What is needed:
Reproduce the records exactly.

Source material:
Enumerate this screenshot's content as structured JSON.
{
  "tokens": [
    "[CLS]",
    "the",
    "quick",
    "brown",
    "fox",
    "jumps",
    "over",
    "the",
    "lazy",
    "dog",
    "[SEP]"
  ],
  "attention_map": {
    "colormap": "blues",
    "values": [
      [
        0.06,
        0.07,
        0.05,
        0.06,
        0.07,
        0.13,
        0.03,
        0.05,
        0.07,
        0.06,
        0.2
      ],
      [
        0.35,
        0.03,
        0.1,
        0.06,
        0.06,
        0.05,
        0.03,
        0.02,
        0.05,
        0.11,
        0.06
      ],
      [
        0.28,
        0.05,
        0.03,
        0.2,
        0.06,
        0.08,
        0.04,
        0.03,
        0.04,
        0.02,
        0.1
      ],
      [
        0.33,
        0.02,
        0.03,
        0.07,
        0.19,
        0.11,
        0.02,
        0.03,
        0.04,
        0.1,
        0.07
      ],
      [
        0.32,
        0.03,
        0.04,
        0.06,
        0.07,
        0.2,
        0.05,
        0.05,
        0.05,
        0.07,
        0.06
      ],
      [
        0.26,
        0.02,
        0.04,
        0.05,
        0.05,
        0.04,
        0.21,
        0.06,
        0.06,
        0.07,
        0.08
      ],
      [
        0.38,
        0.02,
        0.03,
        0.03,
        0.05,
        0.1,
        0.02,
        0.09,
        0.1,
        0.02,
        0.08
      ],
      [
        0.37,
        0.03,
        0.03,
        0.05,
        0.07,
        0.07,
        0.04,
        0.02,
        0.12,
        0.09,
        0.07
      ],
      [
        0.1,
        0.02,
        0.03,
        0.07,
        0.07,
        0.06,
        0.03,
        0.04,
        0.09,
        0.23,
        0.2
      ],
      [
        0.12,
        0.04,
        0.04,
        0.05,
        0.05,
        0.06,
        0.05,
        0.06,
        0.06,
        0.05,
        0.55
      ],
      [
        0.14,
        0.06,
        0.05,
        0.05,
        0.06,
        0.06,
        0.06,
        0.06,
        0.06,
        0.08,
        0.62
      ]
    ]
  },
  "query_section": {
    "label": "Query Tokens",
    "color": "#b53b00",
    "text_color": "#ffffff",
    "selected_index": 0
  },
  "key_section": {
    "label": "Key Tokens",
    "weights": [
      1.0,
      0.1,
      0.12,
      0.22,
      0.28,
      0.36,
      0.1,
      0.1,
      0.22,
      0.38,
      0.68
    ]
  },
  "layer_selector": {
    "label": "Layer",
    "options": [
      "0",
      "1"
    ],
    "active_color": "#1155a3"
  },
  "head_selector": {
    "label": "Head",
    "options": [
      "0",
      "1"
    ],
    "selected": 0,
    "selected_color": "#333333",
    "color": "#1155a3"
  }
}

Problem solution:
Enumerate this screenshot's content as structured JSON.
{
  "tokens": [
    "[CLS]",
    "the",
    "quick",
    "brown",
    "fox",
    "jumps",
    "over",
    "the",
    "lazy",
    "dog",
    "[SEP]"
  ],
  "attention_map": {
    "colormap": "blues",
    "values": [
      [
        0.06,
        0.07,
        0.05,
        0.06,
        0.07,
        0.13,
        0.03,
        0.05,
        0.07,
        0.06,
        0.2
      ],
      [
        0.35,
        0.03,
        0.1,
        0.06,
        0.06,
        0.05,
        0.03,
        0.02,
        0.05,
        0.11,
        0.06
      ],
      [
        0.28,
        0.05,
        0.03,
        0.2,
        0.06,
        0.08,
        0.04,
        0.03,
        0.04,
        0.02,
        0.1
      ],
      [
        0.33,
        0.02,
        0.03,
        0.07,
        0.19,
        0.11,
        0.02,
        0.03,
        0.04,
        0.1,
        0.07
      ],
      [
        0.32,
        0.03,
        0.04,
        0.06,
        0.07,
        0.2,
        0.05,
        0.05,
        0.05,
        0.07,
        0.06
      ],
      [
        0.26,
        0.02,
        0.04,
        0.05,
        0.05,
        0.04,
        0.21,
        0.06,
        0.06,
        0.07,
        0.08
      ],
      [
        0.38,
        0.02,
        0.03,
        0.03,
        0.05,
        0.1,
        0.02,
        0.09,
        0.1,
        0.02,
        0.08
      ],
      [
        0.37,
        0.03,
        0.03,
        0.05,
        0.07,
        0.07,
        0.04,
        0.02,
        0.12,
        0.09,
        0.07
      ],
      [
        0.1,
        0.02,
        0.03,
        0.07,
        0.07,
        0.06,
        0.03,
        0.04,
        0.09,
        0.23,
        0.2
      ],
      [
        0.12,
        0.04,
        0.04,
        0.05,
        0.05,
        0.06,
        0.05,
        0.06,
        0.06,
        0.05,
        0.55
      ],
      [
        0.14,
        0.06,
        0.05,
        0.05,
        0.06,
        0.06,
        0.06,
        0.06,
        0.06,
        0.08,
        0.62
      ]
    ]
  },
  "query_section": {
    "label": "Query Tokens",
    "color": "#b53b00",
    "text_color": "#ffffff",
    "selected_index": 0
  },
  "key_section": {
    "label": "Key Tokens",
    "weights": [
      1.0,
      0.1,
      0.12,
      0.22,
      0.28,
      0.36,
      0.1,
      0.1,
      0.22,
      0.38,
      0.68
    ]
  },
  "layer_selector": {
    "label": "Layer",
    "options": [
      "0",
      "1"
    ],
    "active_color": "#1155a3"
  },
  "head_selector": {
    "label": "Head",
    "options": [
      "0",
      "1"
    ],
    "selected": 0,
    "selected_color": "#333333",
    "color": "#1155a3"
  }
}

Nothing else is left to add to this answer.